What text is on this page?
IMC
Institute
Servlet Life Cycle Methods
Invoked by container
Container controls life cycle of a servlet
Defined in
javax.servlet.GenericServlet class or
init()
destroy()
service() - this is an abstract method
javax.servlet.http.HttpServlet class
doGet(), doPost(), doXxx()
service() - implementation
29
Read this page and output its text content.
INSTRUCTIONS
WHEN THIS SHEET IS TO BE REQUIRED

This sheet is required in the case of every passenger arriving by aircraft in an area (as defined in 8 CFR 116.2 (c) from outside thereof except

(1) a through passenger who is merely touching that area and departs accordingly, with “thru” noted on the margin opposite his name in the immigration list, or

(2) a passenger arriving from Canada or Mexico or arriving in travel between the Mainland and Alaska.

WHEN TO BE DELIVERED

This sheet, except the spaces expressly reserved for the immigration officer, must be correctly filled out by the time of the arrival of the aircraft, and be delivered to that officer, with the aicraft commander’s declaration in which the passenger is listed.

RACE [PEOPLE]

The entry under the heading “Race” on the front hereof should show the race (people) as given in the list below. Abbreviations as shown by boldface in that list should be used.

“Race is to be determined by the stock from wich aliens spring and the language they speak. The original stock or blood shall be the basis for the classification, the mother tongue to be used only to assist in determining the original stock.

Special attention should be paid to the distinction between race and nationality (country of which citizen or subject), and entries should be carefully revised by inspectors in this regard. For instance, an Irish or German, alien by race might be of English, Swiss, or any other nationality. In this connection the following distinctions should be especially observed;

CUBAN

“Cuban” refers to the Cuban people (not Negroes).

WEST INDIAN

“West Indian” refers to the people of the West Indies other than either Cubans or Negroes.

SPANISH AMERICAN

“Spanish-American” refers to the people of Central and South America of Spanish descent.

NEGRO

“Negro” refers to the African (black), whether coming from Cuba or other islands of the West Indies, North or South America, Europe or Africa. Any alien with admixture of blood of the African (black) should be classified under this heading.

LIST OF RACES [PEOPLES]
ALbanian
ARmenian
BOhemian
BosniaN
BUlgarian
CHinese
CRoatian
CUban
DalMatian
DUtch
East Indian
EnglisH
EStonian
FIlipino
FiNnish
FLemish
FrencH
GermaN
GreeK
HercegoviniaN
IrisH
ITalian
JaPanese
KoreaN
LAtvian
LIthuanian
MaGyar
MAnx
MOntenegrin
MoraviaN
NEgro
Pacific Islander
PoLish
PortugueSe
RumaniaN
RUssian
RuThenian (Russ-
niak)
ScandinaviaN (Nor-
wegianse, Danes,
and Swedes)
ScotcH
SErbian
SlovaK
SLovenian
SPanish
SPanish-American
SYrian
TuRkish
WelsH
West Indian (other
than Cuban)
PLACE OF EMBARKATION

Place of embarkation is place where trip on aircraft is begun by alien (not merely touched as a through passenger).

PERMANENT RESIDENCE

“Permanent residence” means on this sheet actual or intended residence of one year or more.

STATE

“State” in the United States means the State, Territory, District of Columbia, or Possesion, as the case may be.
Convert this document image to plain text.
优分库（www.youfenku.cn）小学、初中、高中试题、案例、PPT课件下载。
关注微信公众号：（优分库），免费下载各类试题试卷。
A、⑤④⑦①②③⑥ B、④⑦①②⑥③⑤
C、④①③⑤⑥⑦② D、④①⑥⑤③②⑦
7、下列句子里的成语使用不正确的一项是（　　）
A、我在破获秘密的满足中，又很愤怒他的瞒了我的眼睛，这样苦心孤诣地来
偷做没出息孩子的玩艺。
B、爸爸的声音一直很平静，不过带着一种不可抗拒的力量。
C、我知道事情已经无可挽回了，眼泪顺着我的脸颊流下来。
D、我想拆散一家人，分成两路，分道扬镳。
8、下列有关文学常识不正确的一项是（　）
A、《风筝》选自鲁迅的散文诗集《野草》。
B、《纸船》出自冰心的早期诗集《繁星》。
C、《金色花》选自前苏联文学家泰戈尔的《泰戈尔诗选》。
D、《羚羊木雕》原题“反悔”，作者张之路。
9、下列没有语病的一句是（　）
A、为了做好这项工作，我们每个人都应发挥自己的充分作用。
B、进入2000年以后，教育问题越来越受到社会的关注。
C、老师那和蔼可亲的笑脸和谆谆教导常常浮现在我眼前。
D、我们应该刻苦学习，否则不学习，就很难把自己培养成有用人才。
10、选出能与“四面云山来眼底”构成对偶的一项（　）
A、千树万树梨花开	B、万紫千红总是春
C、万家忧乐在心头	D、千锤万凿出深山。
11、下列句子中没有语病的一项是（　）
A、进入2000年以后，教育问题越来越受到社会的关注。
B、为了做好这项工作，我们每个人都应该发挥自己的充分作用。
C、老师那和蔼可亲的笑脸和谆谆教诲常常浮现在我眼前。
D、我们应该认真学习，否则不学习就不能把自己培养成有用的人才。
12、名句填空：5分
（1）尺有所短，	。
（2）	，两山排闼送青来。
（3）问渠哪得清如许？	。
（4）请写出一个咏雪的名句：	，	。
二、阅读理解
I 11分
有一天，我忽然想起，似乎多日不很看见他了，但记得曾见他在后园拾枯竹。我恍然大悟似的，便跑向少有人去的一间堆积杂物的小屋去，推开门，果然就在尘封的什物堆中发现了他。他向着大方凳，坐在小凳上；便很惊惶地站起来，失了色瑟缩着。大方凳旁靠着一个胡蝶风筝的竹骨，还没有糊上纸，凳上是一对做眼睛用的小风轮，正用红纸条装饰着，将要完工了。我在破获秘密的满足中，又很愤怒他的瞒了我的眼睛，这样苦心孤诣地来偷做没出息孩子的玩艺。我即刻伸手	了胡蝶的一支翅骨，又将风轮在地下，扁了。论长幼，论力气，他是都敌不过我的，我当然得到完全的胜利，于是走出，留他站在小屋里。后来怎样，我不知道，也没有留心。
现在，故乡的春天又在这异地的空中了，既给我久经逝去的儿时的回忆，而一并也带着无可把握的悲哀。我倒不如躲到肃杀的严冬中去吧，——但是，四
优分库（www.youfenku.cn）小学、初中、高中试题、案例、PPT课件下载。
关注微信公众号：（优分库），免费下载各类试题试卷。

----------------------------------------

Exercise instructions ::
Restate the listing above word for word.

Result of this exercise ::
What text is on this page?
IMC
Institute
Servlet Life Cycle Methods
Invoked by container
Container controls life cycle of a servlet
Defined in
javax.servlet.GenericServlet class or
init()
destroy()
service() - this is an abstract method
javax.servlet.http.HttpServlet class
doGet(), doPost(), doXxx()
service() - implementation
29
Read this page and output its text content.
INSTRUCTIONS
WHEN THIS SHEET IS TO BE REQUIRED

This sheet is required in the case of every passenger arriving by aircraft in an area (as defined in 8 CFR 116.2 (c) from outside thereof except

(1) a through passenger who is merely touching that area and departs accordingly, with “thru” noted on the margin opposite his name in the immigration list, or

(2) a passenger arriving from Canada or Mexico or arriving in travel between the Mainland and Alaska.

WHEN TO BE DELIVERED

This sheet, except the spaces expressly reserved for the immigration officer, must be correctly filled out by the time of the arrival of the aircraft, and be delivered to that officer, with the aicraft commander’s declaration in which the passenger is listed.

RACE [PEOPLE]

The entry under the heading “Race” on the front hereof should show the race (people) as given in the list below. Abbreviations as shown by boldface in that list should be used.

“Race is to be determined by the stock from wich aliens spring and the language they speak. The original stock or blood shall be the basis for the classification, the mother tongue to be used only to assist in determining the original stock.

Special attention should be paid to the distinction between race and nationality (country of which citizen or subject), and entries should be carefully revised by inspectors in this regard. For instance, an Irish or German, alien by race might be of English, Swiss, or any other nationality. In this connection the following distinctions should be especially observed;

CUBAN

“Cuban” refers to the Cuban people (not Negroes).

WEST INDIAN

“West Indian” refers to the people of the West Indies other than either Cubans or Negroes.

SPANISH AMERICAN

“Spanish-American” refers to the people of Central and South America of Spanish descent.

NEGRO

“Negro” refers to the African (black), whether coming from Cuba or other islands of the West Indies, North or South America, Europe or Africa. Any alien with admixture of blood of the African (black) should be classified under this heading.

LIST OF RACES [PEOPLES]
ALbanian
ARmenian
BOhemian
BosniaN
BUlgarian
CHinese
CRoatian
CUban
DalMatian
DUtch
East Indian
EnglisH
EStonian
FIlipino
FiNnish
FLemish
FrencH
GermaN
GreeK
HercegoviniaN
IrisH
ITalian
JaPanese
KoreaN
LAtvian
LIthuanian
MaGyar
MAnx
MOntenegrin
MoraviaN
NEgro
Pacific Islander
PoLish
PortugueSe
RumaniaN
RUssian
RuThenian (Russ-
niak)
ScandinaviaN (Nor-
wegianse, Danes,
and Swedes)
ScotcH
SErbian
SlovaK
SLovenian
SPanish
SPanish-American
SYrian
TuRkish
WelsH
West Indian (other
than Cuban)
PLACE OF EMBARKATION

Place of embarkation is place where trip on aircraft is begun by alien (not merely touched as a through passenger).

PERMANENT RESIDENCE

“Permanent residence” means on this sheet actual or intended residence of one year or more.

STATE

“State” in the United States means the State, Territory, District of Columbia, or Possesion, as the case may be.
Convert this document image to plain text.
优分库（www.youfenku.cn）小学、初中、高中试题、案例、PPT课件下载。
关注微信公众号：（优分库），免费下载各类试题试卷。
A、⑤④⑦①②③⑥ B、④⑦①②⑥③⑤
C、④①③⑤⑥⑦② D、④①⑥⑤③②⑦
7、下列句子里的成语使用不正确的一项是（　　）
A、我在破获秘密的满足中，又很愤怒他的瞒了我的眼睛，这样苦心孤诣地来
偷做没出息孩子的玩艺。
B、爸爸的声音一直很平静，不过带着一种不可抗拒的力量。
C、我知道事情已经无可挽回了，眼泪顺着我的脸颊流下来。
D、我想拆散一家人，分成两路，分道扬镳。
8、下列有关文学常识不正确的一项是（　）
A、《风筝》选自鲁迅的散文诗集《野草》。
B、《纸船》出自冰心的早期诗集《繁星》。
C、《金色花》选自前苏联文学家泰戈尔的《泰戈尔诗选》。
D、《羚羊木雕》原题“反悔”，作者张之路。
9、下列没有语病的一句是（　）
A、为了做好这项工作，我们每个人都应发挥自己的充分作用。
B、进入2000年以后，教育问题越来越受到社会的关注。
C、老师那和蔼可亲的笑脸和谆谆教导常常浮现在我眼前。
D、我们应该刻苦学习，否则不学习，就很难把自己培养成有用人才。
10、选出能与“四面云山来眼底”构成对偶的一项（　）
A、千树万树梨花开	B、万紫千红总是春
C、万家忧乐在心头	D、千锤万凿出深山。
11、下列句子中没有语病的一项是（　）
A、进入2000年以后，教育问题越来越受到社会的关注。
B、为了做好这项工作，我们每个人都应该发挥自己的充分作用。
C、老师那和蔼可亲的笑脸和谆谆教诲常常浮现在我眼前。
D、我们应该认真学习，否则不学习就不能把自己培养成有用的人才。
12、名句填空：5分
（1）尺有所短，	。
（2）	，两山排闼送青来。
（3）问渠哪得清如许？	。
（4）请写出一个咏雪的名句：	，	。
二、阅读理解
I 11分
有一天，我忽然想起，似乎多日不很看见他了，但记得曾见他在后园拾枯竹。我恍然大悟似的，便跑向少有人去的一间堆积杂物的小屋去，推开门，果然就在尘封的什物堆中发现了他。他向着大方凳，坐在小凳上；便很惊惶地站起来，失了色瑟缩着。大方凳旁靠着一个胡蝶风筝的竹骨，还没有糊上纸，凳上是一对做眼睛用的小风轮，正用红纸条装饰着，将要完工了。我在破获秘密的满足中，又很愤怒他的瞒了我的眼睛，这样苦心孤诣地来偷做没出息孩子的玩艺。我即刻伸手	了胡蝶的一支翅骨，又将风轮在地下，扁了。论长幼，论力气，他是都敌不过我的，我当然得到完全的胜利，于是走出，留他站在小屋里。后来怎样，我不知道，也没有留心。
现在，故乡的春天又在这异地的空中了，既给我久经逝去的儿时的回忆，而一并也带着无可把握的悲哀。我倒不如躲到肃杀的严冬中去吧，——但是，四
优分库（www.youfenku.cn）小学、初中、高中试题、案例、PPT课件下载。
关注微信公众号：（优分库），免费下载各类试题试卷。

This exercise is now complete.